- [Written task] Each line that follows should be printed again exactly as it stands.

--------------------

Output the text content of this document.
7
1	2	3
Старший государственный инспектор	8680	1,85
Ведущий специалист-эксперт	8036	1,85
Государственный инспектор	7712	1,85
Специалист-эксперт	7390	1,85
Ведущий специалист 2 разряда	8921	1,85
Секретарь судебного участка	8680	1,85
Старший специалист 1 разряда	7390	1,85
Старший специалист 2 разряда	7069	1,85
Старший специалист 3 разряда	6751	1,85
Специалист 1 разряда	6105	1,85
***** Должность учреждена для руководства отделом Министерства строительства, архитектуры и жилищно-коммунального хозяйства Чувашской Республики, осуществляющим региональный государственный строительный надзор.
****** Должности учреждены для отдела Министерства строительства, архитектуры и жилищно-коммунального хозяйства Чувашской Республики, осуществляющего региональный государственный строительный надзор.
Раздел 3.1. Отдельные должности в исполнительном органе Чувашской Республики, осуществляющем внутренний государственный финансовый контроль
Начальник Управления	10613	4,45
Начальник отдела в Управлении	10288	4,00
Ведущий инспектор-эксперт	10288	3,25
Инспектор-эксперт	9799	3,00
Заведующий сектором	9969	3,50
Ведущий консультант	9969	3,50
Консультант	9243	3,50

--------------------

- [Solved exercise]
Output the text content of this document.
7
1	2	3
Старший государственный инспектор	8680	1,85
Ведущий специалист-эксперт	8036	1,85
Государственный инспектор	7712	1,85
Специалист-эксперт	7390	1,85
Ведущий специалист 2 разряда	8921	1,85
Секретарь судебного участка	8680	1,85
Старший специалист 1 разряда	7390	1,85
Старший специалист 2 разряда	7069	1,85
Старший специалист 3 разряда	6751	1,85
Специалист 1 разряда	6105	1,85
***** Должность учреждена для руководства отделом Министерства строительства, архитектуры и жилищно-коммунального хозяйства Чувашской Республики, осуществляющим региональный государственный строительный надзор.
****** Должности учреждены для отдела Министерства строительства, архитектуры и жилищно-коммунального хозяйства Чувашской Республики, осуществляющего региональный государственный строительный надзор.
Раздел 3.1. Отдельные должности в исполнительном органе Чувашской Республики, осуществляющем внутренний государственный финансовый контроль
Начальник Управления	10613	4,45
Начальник отдела в Управлении	10288	4,00
Ведущий инспектор-эксперт	10288	3,25
Инспектор-эксперт	9799	3,00
Заведующий сектором	9969	3,50
Ведущий консультант	9969	3,50
Консультант	9243	3,50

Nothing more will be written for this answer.